→ PROBLEM DESCRIPTION
Omit every picture and write out the rest of the records exactly.

[Saved entries]
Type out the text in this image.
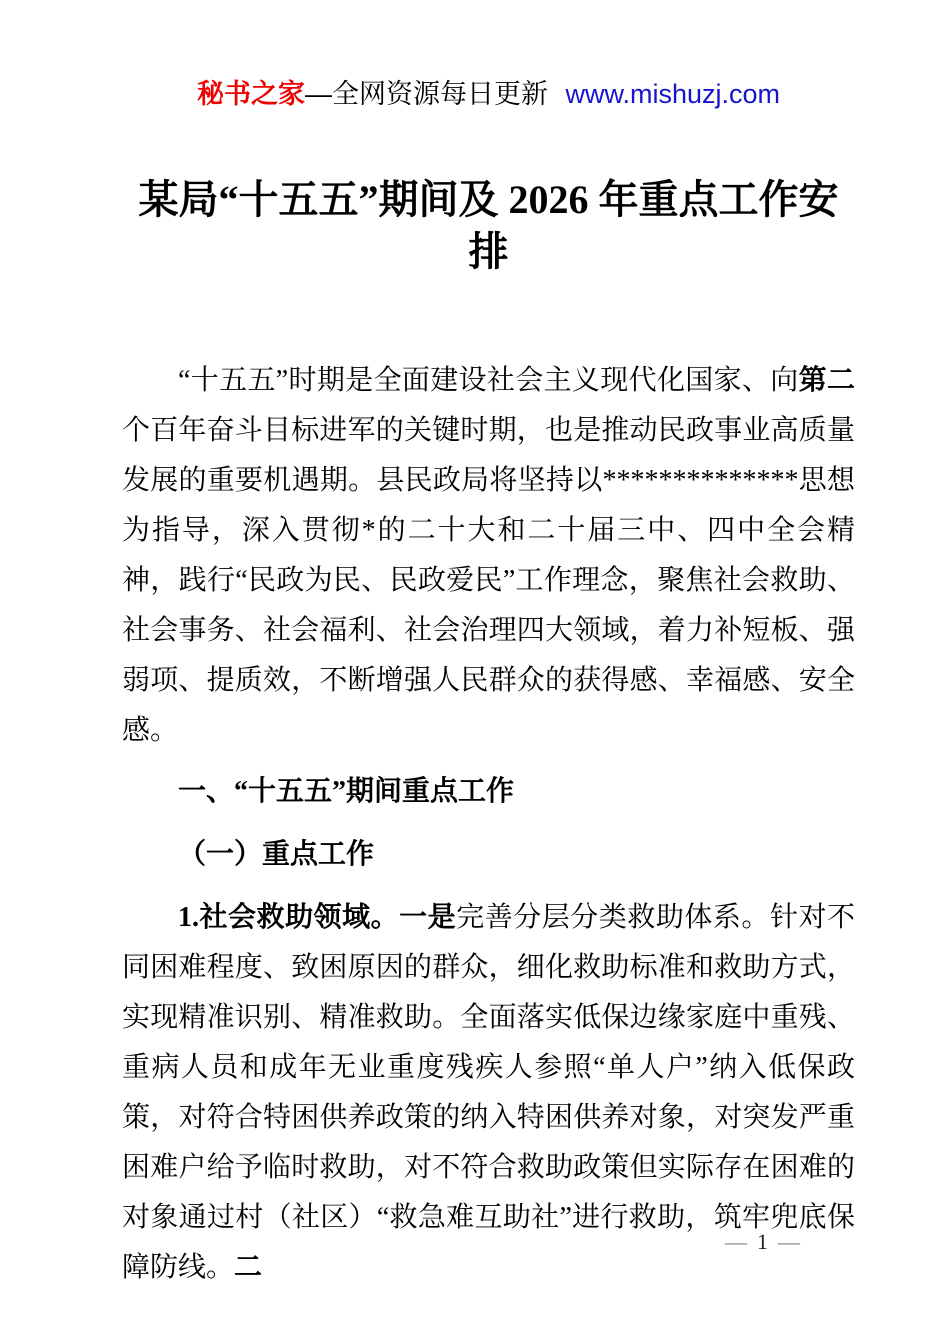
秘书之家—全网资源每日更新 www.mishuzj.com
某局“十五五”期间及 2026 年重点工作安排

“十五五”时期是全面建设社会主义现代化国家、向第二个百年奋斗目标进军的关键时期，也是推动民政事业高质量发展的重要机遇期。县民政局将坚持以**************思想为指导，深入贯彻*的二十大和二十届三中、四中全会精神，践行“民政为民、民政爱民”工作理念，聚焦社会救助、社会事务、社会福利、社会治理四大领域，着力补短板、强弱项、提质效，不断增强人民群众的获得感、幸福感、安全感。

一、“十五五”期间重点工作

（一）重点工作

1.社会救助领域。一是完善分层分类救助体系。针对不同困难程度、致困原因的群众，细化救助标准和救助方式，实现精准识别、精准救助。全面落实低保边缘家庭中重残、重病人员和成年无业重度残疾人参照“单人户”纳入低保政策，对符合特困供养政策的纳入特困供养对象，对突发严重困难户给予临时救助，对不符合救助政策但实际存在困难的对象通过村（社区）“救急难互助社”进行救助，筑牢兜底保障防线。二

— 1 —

→ EXERCISE OUTPUT
Type out the text in this image.
秘书之家—全网资源每日更新 www.mishuzj.com
某局“十五五”期间及 2026 年重点工作安排

“十五五”时期是全面建设社会主义现代化国家、向第二个百年奋斗目标进军的关键时期，也是推动民政事业高质量发展的重要机遇期。县民政局将坚持以**************思想为指导，深入贯彻*的二十大和二十届三中、四中全会精神，践行“民政为民、民政爱民”工作理念，聚焦社会救助、社会事务、社会福利、社会治理四大领域，着力补短板、强弱项、提质效，不断增强人民群众的获得感、幸福感、安全感。

一、“十五五”期间重点工作

（一）重点工作

1.社会救助领域。一是完善分层分类救助体系。针对不同困难程度、致困原因的群众，细化救助标准和救助方式，实现精准识别、精准救助。全面落实低保边缘家庭中重残、重病人员和成年无业重度残疾人参照“单人户”纳入低保政策，对符合特困供养政策的纳入特困供养对象，对突发严重困难户给予临时救助，对不符合救助政策但实际存在困难的对象通过村（社区）“救急难互助社”进行救助，筑牢兜底保障防线。二

— 1 —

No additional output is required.